Give the material once more, word for word, without any images.

ROWS:
________________
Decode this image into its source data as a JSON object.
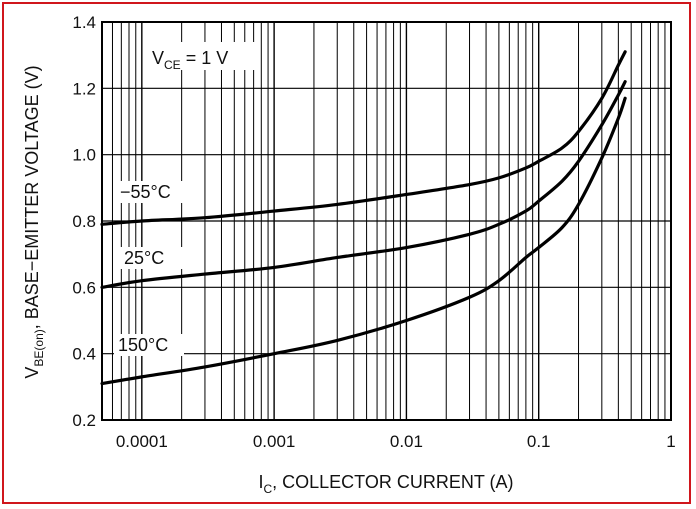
{
  "chart_data": {
    "type": "line",
    "xscale": "log",
    "xlim": [
      5e-05,
      1
    ],
    "ylim": [
      0.2,
      1.4
    ],
    "grid": true,
    "x_tick_labels": [
      "0.0001",
      "0.001",
      "0.01",
      "0.1",
      "1"
    ],
    "y_tick_labels": [
      "0.2",
      "0.4",
      "0.6",
      "0.8",
      "1.0",
      "1.2",
      "1.4"
    ],
    "y_ticks": [
      0.2,
      0.4,
      0.6,
      0.8,
      1.0,
      1.2,
      1.4
    ],
    "x_ticks": [
      0.0001,
      0.001,
      0.01,
      0.1,
      1
    ],
    "xlabel": {
      "main": "I",
      "sub": "C",
      "rest": ", COLLECTOR CURRENT (A)"
    },
    "ylabel": {
      "main": "V",
      "sub": "BE(on)",
      "rest": ", BASE−EMITTER VOLTAGE (V)"
    },
    "annotation": {
      "main": "V",
      "sub": "CE",
      "rest": " = 1 V"
    },
    "series": [
      {
        "name": "−55°C",
        "x": [
          5e-05,
          0.0001,
          0.0003,
          0.001,
          0.003,
          0.01,
          0.03,
          0.05,
          0.08,
          0.1,
          0.15,
          0.2,
          0.3,
          0.4,
          0.45
        ],
        "y": [
          0.79,
          0.8,
          0.81,
          0.83,
          0.85,
          0.88,
          0.91,
          0.93,
          0.96,
          0.98,
          1.02,
          1.07,
          1.17,
          1.27,
          1.31
        ]
      },
      {
        "name": "25°C",
        "x": [
          5e-05,
          0.0001,
          0.0003,
          0.001,
          0.003,
          0.01,
          0.03,
          0.05,
          0.08,
          0.1,
          0.15,
          0.2,
          0.3,
          0.4,
          0.45
        ],
        "y": [
          0.6,
          0.62,
          0.64,
          0.66,
          0.69,
          0.72,
          0.76,
          0.79,
          0.83,
          0.86,
          0.92,
          0.98,
          1.09,
          1.18,
          1.22
        ]
      },
      {
        "name": "150°C",
        "x": [
          5e-05,
          0.0001,
          0.0003,
          0.001,
          0.003,
          0.01,
          0.03,
          0.05,
          0.08,
          0.1,
          0.15,
          0.2,
          0.3,
          0.4,
          0.45
        ],
        "y": [
          0.31,
          0.33,
          0.36,
          0.4,
          0.44,
          0.5,
          0.57,
          0.62,
          0.69,
          0.72,
          0.78,
          0.85,
          0.99,
          1.11,
          1.17
        ]
      }
    ]
  }
}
________________
OUTPUT:
Decode this image into its source data as a JSON object.
{
  "chart_data": {
    "type": "line",
    "xscale": "log",
    "xlim": [
      5e-05,
      1
    ],
    "ylim": [
      0.2,
      1.4
    ],
    "grid": true,
    "x_tick_labels": [
      "0.0001",
      "0.001",
      "0.01",
      "0.1",
      "1"
    ],
    "y_tick_labels": [
      "0.2",
      "0.4",
      "0.6",
      "0.8",
      "1.0",
      "1.2",
      "1.4"
    ],
    "y_ticks": [
      0.2,
      0.4,
      0.6,
      0.8,
      1.0,
      1.2,
      1.4
    ],
    "x_ticks": [
      0.0001,
      0.001,
      0.01,
      0.1,
      1
    ],
    "xlabel": {
      "main": "I",
      "sub": "C",
      "rest": ", COLLECTOR CURRENT (A)"
    },
    "ylabel": {
      "main": "V",
      "sub": "BE(on)",
      "rest": ", BASE−EMITTER VOLTAGE (V)"
    },
    "annotation": {
      "main": "V",
      "sub": "CE",
      "rest": " = 1 V"
    },
    "series": [
      {
        "name": "−55°C",
        "x": [
          5e-05,
          0.0001,
          0.0003,
          0.001,
          0.003,
          0.01,
          0.03,
          0.05,
          0.08,
          0.1,
          0.15,
          0.2,
          0.3,
          0.4,
          0.45
        ],
        "y": [
          0.79,
          0.8,
          0.81,
          0.83,
          0.85,
          0.88,
          0.91,
          0.93,
          0.96,
          0.98,
          1.02,
          1.07,
          1.17,
          1.27,
          1.31
        ]
      },
      {
        "name": "25°C",
        "x": [
          5e-05,
          0.0001,
          0.0003,
          0.001,
          0.003,
          0.01,
          0.03,
          0.05,
          0.08,
          0.1,
          0.15,
          0.2,
          0.3,
          0.4,
          0.45
        ],
        "y": [
          0.6,
          0.62,
          0.64,
          0.66,
          0.69,
          0.72,
          0.76,
          0.79,
          0.83,
          0.86,
          0.92,
          0.98,
          1.09,
          1.18,
          1.22
        ]
      },
      {
        "name": "150°C",
        "x": [
          5e-05,
          0.0001,
          0.0003,
          0.001,
          0.003,
          0.01,
          0.03,
          0.05,
          0.08,
          0.1,
          0.15,
          0.2,
          0.3,
          0.4,
          0.45
        ],
        "y": [
          0.31,
          0.33,
          0.36,
          0.4,
          0.44,
          0.5,
          0.57,
          0.62,
          0.69,
          0.72,
          0.78,
          0.85,
          0.99,
          1.11,
          1.17
        ]
      }
    ]
  }
}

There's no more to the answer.